DIRECTIONS FOR THIS TASK » Quote the data below in full, minus the images.

Records from a collection
◇ ◇ ◇

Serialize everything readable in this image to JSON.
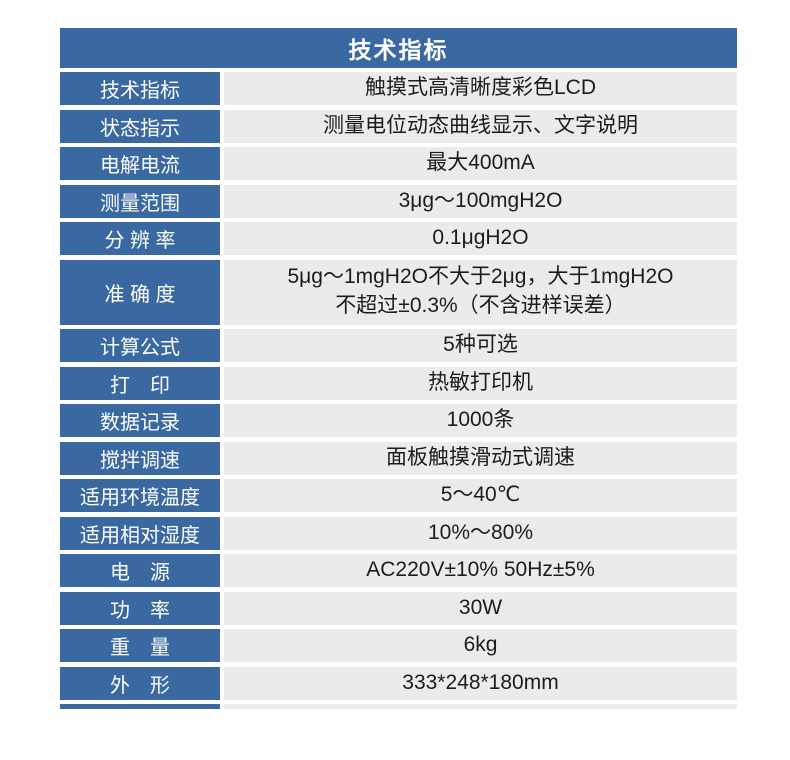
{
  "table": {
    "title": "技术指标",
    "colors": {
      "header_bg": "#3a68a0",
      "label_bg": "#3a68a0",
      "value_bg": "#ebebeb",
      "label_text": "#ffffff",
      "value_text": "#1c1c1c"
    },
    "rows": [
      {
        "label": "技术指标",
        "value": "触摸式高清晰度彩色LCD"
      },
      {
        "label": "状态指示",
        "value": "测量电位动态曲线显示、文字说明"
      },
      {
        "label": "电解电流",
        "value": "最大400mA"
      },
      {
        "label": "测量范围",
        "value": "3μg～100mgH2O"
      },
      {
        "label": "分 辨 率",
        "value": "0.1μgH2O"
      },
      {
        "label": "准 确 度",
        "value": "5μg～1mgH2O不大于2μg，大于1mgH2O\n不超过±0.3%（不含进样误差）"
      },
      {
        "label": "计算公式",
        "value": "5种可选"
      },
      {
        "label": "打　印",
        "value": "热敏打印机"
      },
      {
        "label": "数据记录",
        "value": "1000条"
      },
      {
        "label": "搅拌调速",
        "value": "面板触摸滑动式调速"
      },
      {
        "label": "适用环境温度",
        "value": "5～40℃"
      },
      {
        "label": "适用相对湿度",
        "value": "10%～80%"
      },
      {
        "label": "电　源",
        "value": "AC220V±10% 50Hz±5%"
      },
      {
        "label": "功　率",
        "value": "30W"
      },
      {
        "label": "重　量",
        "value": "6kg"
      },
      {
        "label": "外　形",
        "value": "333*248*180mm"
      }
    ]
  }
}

◇ ◇ ◇

RIGHT ANSWER »
Serialize everything readable in this image to JSON.
{
  "table": {
    "title": "技术指标",
    "colors": {
      "header_bg": "#3a68a0",
      "label_bg": "#3a68a0",
      "value_bg": "#ebebeb",
      "label_text": "#ffffff",
      "value_text": "#1c1c1c"
    },
    "rows": [
      {
        "label": "技术指标",
        "value": "触摸式高清晰度彩色LCD"
      },
      {
        "label": "状态指示",
        "value": "测量电位动态曲线显示、文字说明"
      },
      {
        "label": "电解电流",
        "value": "最大400mA"
      },
      {
        "label": "测量范围",
        "value": "3μg～100mgH2O"
      },
      {
        "label": "分 辨 率",
        "value": "0.1μgH2O"
      },
      {
        "label": "准 确 度",
        "value": "5μg～1mgH2O不大于2μg，大于1mgH2O\n不超过±0.3%（不含进样误差）"
      },
      {
        "label": "计算公式",
        "value": "5种可选"
      },
      {
        "label": "打　印",
        "value": "热敏打印机"
      },
      {
        "label": "数据记录",
        "value": "1000条"
      },
      {
        "label": "搅拌调速",
        "value": "面板触摸滑动式调速"
      },
      {
        "label": "适用环境温度",
        "value": "5～40℃"
      },
      {
        "label": "适用相对湿度",
        "value": "10%～80%"
      },
      {
        "label": "电　源",
        "value": "AC220V±10% 50Hz±5%"
      },
      {
        "label": "功　率",
        "value": "30W"
      },
      {
        "label": "重　量",
        "value": "6kg"
      },
      {
        "label": "外　形",
        "value": "333*248*180mm"
      }
    ]
  }
}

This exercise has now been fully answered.